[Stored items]

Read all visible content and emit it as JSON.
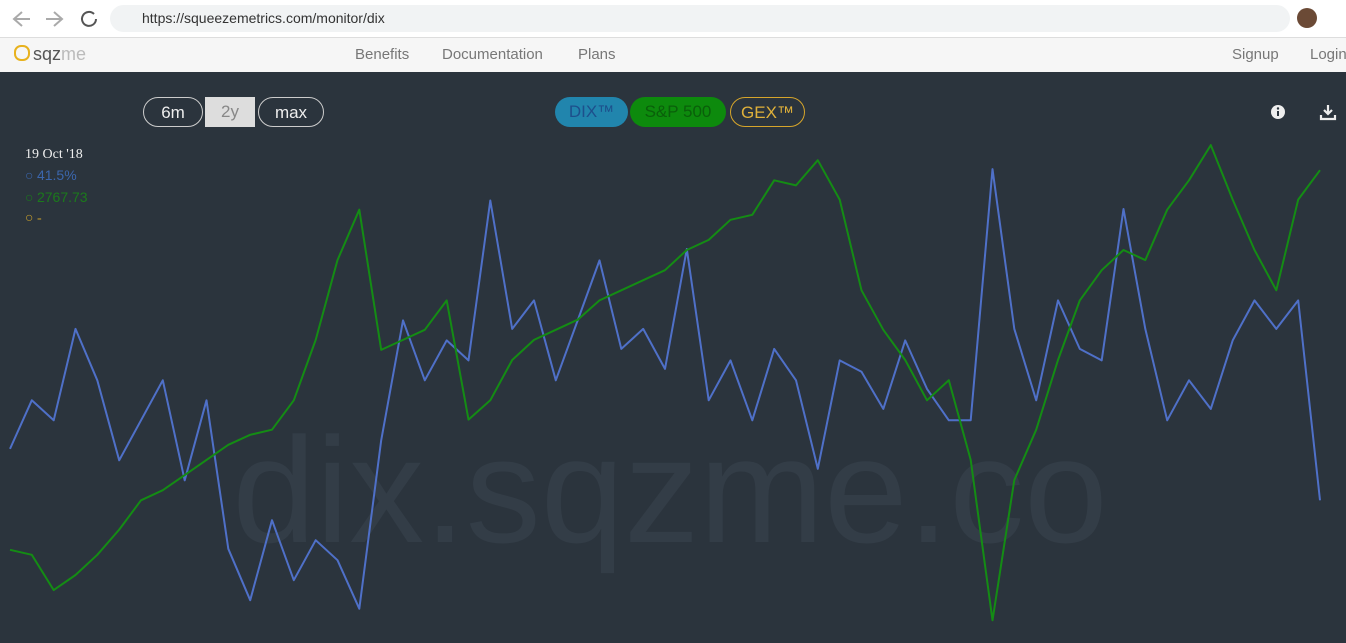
{
  "browser": {
    "url": "https://squeezemetrics.com/monitor/dix"
  },
  "nav": {
    "logo_main": "sqz",
    "logo_tail": "me",
    "links": [
      "Benefits",
      "Documentation",
      "Plans"
    ],
    "right_links": [
      "Signup",
      "Login"
    ]
  },
  "controls": {
    "ranges": [
      "6m",
      "2y",
      "max"
    ],
    "gex_label": "GEX™"
  },
  "watermark": "dix.sqzme.co",
  "tooltip": {
    "date": "19 Oct '18",
    "dix": "41.5%",
    "spx": "2767.73",
    "gex": "-"
  },
  "chart_data": {
    "type": "line",
    "categories": [
      null,
      null,
      null,
      null,
      null,
      null,
      null,
      null,
      null,
      null,
      null,
      null,
      null,
      null,
      null,
      null,
      null,
      null,
      null,
      null,
      null,
      null,
      null,
      null,
      null,
      null,
      null,
      null,
      null,
      null,
      null,
      null,
      null,
      null,
      null,
      null,
      null,
      null,
      null,
      null,
      null,
      null,
      null,
      null,
      null,
      null,
      null,
      null,
      null,
      null,
      null,
      null,
      null,
      null,
      null,
      null,
      null,
      null,
      null,
      null,
      null
    ],
    "ylim": [
      32,
      52
    ],
    "y2lim": [
      2350,
      3030
    ],
    "series": [
      {
        "name": "DIX™",
        "color": "#4f70c8",
        "values": [
          38.8,
          40.5,
          39.8,
          43.0,
          41.2,
          38.4,
          39.8,
          41.2,
          37.7,
          40.5,
          35.3,
          33.5,
          36.3,
          34.2,
          35.6,
          34.9,
          33.2,
          39.1,
          43.3,
          41.2,
          42.6,
          41.9,
          47.5,
          43.0,
          44.0,
          41.2,
          43.3,
          45.4,
          42.3,
          43.0,
          41.6,
          45.8,
          40.5,
          41.9,
          39.8,
          42.3,
          41.2,
          38.1,
          41.9,
          41.5,
          40.2,
          42.6,
          40.9,
          39.8,
          39.8,
          48.6,
          43.0,
          40.5,
          44.0,
          42.3,
          41.9,
          47.2,
          43.0,
          39.8,
          41.2,
          40.2,
          42.6,
          44.0,
          43.0,
          44.0,
          37.0
        ]
      },
      {
        "name": "S&P 500",
        "color": "#148c14",
        "axis": "y2",
        "values": [
          2461,
          2455,
          2413,
          2431,
          2455,
          2485,
          2520,
          2532,
          2550,
          2568,
          2586,
          2598,
          2604,
          2639,
          2711,
          2806,
          2866,
          2699,
          2711,
          2723,
          2758,
          2616,
          2639,
          2687,
          2711,
          2723,
          2735,
          2758,
          2770,
          2782,
          2794,
          2818,
          2830,
          2854,
          2860,
          2901,
          2895,
          2925,
          2878,
          2770,
          2723,
          2687,
          2639,
          2663,
          2568,
          2377,
          2544,
          2604,
          2687,
          2758,
          2794,
          2818,
          2806,
          2866,
          2901,
          2943,
          2878,
          2818,
          2770,
          2878,
          2913
        ]
      }
    ]
  }
}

## Stated goal
Omit each picture, then return all of the listing exactly as it stands.

## Correct output
Read all visible content and emit it as JSON.
{
  "browser": {
    "url": "https://squeezemetrics.com/monitor/dix"
  },
  "nav": {
    "logo_main": "sqz",
    "logo_tail": "me",
    "links": [
      "Benefits",
      "Documentation",
      "Plans"
    ],
    "right_links": [
      "Signup",
      "Login"
    ]
  },
  "controls": {
    "ranges": [
      "6m",
      "2y",
      "max"
    ],
    "gex_label": "GEX™"
  },
  "watermark": "dix.sqzme.co",
  "tooltip": {
    "date": "19 Oct '18",
    "dix": "41.5%",
    "spx": "2767.73",
    "gex": "-"
  },
  "chart_data": {
    "type": "line",
    "categories": [
      null,
      null,
      null,
      null,
      null,
      null,
      null,
      null,
      null,
      null,
      null,
      null,
      null,
      null,
      null,
      null,
      null,
      null,
      null,
      null,
      null,
      null,
      null,
      null,
      null,
      null,
      null,
      null,
      null,
      null,
      null,
      null,
      null,
      null,
      null,
      null,
      null,
      null,
      null,
      null,
      null,
      null,
      null,
      null,
      null,
      null,
      null,
      null,
      null,
      null,
      null,
      null,
      null,
      null,
      null,
      null,
      null,
      null,
      null,
      null,
      null
    ],
    "ylim": [
      32,
      52
    ],
    "y2lim": [
      2350,
      3030
    ],
    "series": [
      {
        "name": "DIX™",
        "color": "#4f70c8",
        "values": [
          38.8,
          40.5,
          39.8,
          43.0,
          41.2,
          38.4,
          39.8,
          41.2,
          37.7,
          40.5,
          35.3,
          33.5,
          36.3,
          34.2,
          35.6,
          34.9,
          33.2,
          39.1,
          43.3,
          41.2,
          42.6,
          41.9,
          47.5,
          43.0,
          44.0,
          41.2,
          43.3,
          45.4,
          42.3,
          43.0,
          41.6,
          45.8,
          40.5,
          41.9,
          39.8,
          42.3,
          41.2,
          38.1,
          41.9,
          41.5,
          40.2,
          42.6,
          40.9,
          39.8,
          39.8,
          48.6,
          43.0,
          40.5,
          44.0,
          42.3,
          41.9,
          47.2,
          43.0,
          39.8,
          41.2,
          40.2,
          42.6,
          44.0,
          43.0,
          44.0,
          37.0
        ]
      },
      {
        "name": "S&P 500",
        "color": "#148c14",
        "axis": "y2",
        "values": [
          2461,
          2455,
          2413,
          2431,
          2455,
          2485,
          2520,
          2532,
          2550,
          2568,
          2586,
          2598,
          2604,
          2639,
          2711,
          2806,
          2866,
          2699,
          2711,
          2723,
          2758,
          2616,
          2639,
          2687,
          2711,
          2723,
          2735,
          2758,
          2770,
          2782,
          2794,
          2818,
          2830,
          2854,
          2860,
          2901,
          2895,
          2925,
          2878,
          2770,
          2723,
          2687,
          2639,
          2663,
          2568,
          2377,
          2544,
          2604,
          2687,
          2758,
          2794,
          2818,
          2806,
          2866,
          2901,
          2943,
          2878,
          2818,
          2770,
          2878,
          2913
        ]
      }
    ]
  }
}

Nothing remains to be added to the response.